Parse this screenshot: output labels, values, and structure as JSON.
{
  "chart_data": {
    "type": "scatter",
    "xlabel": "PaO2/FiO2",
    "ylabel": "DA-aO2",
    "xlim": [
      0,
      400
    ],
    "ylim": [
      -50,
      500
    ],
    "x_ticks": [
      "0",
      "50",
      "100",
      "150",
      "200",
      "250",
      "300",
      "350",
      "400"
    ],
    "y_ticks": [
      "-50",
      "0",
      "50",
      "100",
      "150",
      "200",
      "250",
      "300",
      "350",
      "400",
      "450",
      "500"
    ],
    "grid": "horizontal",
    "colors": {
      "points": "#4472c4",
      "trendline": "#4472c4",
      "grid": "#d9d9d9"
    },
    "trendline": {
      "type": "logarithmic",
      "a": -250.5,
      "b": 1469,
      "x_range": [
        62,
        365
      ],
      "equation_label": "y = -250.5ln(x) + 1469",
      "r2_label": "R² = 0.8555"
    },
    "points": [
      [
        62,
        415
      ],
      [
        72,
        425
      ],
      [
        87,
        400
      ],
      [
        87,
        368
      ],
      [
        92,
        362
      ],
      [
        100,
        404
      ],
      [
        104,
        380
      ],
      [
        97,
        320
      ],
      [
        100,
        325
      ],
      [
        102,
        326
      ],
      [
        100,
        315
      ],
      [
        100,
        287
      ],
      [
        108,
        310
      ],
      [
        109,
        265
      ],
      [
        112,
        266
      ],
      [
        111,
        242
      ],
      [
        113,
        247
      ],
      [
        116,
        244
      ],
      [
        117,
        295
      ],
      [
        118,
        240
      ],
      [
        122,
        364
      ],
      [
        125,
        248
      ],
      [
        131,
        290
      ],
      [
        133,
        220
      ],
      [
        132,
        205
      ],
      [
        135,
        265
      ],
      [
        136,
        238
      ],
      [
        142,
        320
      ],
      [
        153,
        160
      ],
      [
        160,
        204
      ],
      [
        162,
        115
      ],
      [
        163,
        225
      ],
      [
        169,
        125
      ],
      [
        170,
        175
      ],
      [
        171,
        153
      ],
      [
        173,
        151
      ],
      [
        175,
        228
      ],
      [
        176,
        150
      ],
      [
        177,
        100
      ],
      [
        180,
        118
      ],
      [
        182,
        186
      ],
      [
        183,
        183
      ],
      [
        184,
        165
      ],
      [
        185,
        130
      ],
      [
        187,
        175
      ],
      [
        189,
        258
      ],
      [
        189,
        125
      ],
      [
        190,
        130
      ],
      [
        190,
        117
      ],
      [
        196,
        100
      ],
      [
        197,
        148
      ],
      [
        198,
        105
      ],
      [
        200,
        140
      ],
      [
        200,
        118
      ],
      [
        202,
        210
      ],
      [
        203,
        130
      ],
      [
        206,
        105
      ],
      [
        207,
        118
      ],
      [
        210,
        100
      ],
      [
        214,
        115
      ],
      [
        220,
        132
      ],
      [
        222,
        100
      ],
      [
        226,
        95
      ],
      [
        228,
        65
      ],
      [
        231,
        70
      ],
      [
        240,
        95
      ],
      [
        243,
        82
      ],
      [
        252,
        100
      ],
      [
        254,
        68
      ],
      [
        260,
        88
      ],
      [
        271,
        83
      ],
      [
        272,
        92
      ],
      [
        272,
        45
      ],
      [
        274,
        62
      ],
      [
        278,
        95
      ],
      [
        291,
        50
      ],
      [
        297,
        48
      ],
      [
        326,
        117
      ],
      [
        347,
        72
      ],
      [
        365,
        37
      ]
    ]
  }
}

Work to be completed ::
Would you write down every record again, exactly?

Expected answer ::
Parse this screenshot: output labels, values, and structure as JSON.
{
  "chart_data": {
    "type": "scatter",
    "xlabel": "PaO2/FiO2",
    "ylabel": "DA-aO2",
    "xlim": [
      0,
      400
    ],
    "ylim": [
      -50,
      500
    ],
    "x_ticks": [
      "0",
      "50",
      "100",
      "150",
      "200",
      "250",
      "300",
      "350",
      "400"
    ],
    "y_ticks": [
      "-50",
      "0",
      "50",
      "100",
      "150",
      "200",
      "250",
      "300",
      "350",
      "400",
      "450",
      "500"
    ],
    "grid": "horizontal",
    "colors": {
      "points": "#4472c4",
      "trendline": "#4472c4",
      "grid": "#d9d9d9"
    },
    "trendline": {
      "type": "logarithmic",
      "a": -250.5,
      "b": 1469,
      "x_range": [
        62,
        365
      ],
      "equation_label": "y = -250.5ln(x) + 1469",
      "r2_label": "R² = 0.8555"
    },
    "points": [
      [
        62,
        415
      ],
      [
        72,
        425
      ],
      [
        87,
        400
      ],
      [
        87,
        368
      ],
      [
        92,
        362
      ],
      [
        100,
        404
      ],
      [
        104,
        380
      ],
      [
        97,
        320
      ],
      [
        100,
        325
      ],
      [
        102,
        326
      ],
      [
        100,
        315
      ],
      [
        100,
        287
      ],
      [
        108,
        310
      ],
      [
        109,
        265
      ],
      [
        112,
        266
      ],
      [
        111,
        242
      ],
      [
        113,
        247
      ],
      [
        116,
        244
      ],
      [
        117,
        295
      ],
      [
        118,
        240
      ],
      [
        122,
        364
      ],
      [
        125,
        248
      ],
      [
        131,
        290
      ],
      [
        133,
        220
      ],
      [
        132,
        205
      ],
      [
        135,
        265
      ],
      [
        136,
        238
      ],
      [
        142,
        320
      ],
      [
        153,
        160
      ],
      [
        160,
        204
      ],
      [
        162,
        115
      ],
      [
        163,
        225
      ],
      [
        169,
        125
      ],
      [
        170,
        175
      ],
      [
        171,
        153
      ],
      [
        173,
        151
      ],
      [
        175,
        228
      ],
      [
        176,
        150
      ],
      [
        177,
        100
      ],
      [
        180,
        118
      ],
      [
        182,
        186
      ],
      [
        183,
        183
      ],
      [
        184,
        165
      ],
      [
        185,
        130
      ],
      [
        187,
        175
      ],
      [
        189,
        258
      ],
      [
        189,
        125
      ],
      [
        190,
        130
      ],
      [
        190,
        117
      ],
      [
        196,
        100
      ],
      [
        197,
        148
      ],
      [
        198,
        105
      ],
      [
        200,
        140
      ],
      [
        200,
        118
      ],
      [
        202,
        210
      ],
      [
        203,
        130
      ],
      [
        206,
        105
      ],
      [
        207,
        118
      ],
      [
        210,
        100
      ],
      [
        214,
        115
      ],
      [
        220,
        132
      ],
      [
        222,
        100
      ],
      [
        226,
        95
      ],
      [
        228,
        65
      ],
      [
        231,
        70
      ],
      [
        240,
        95
      ],
      [
        243,
        82
      ],
      [
        252,
        100
      ],
      [
        254,
        68
      ],
      [
        260,
        88
      ],
      [
        271,
        83
      ],
      [
        272,
        92
      ],
      [
        272,
        45
      ],
      [
        274,
        62
      ],
      [
        278,
        95
      ],
      [
        291,
        50
      ],
      [
        297,
        48
      ],
      [
        326,
        117
      ],
      [
        347,
        72
      ],
      [
        365,
        37
      ]
    ]
  }
}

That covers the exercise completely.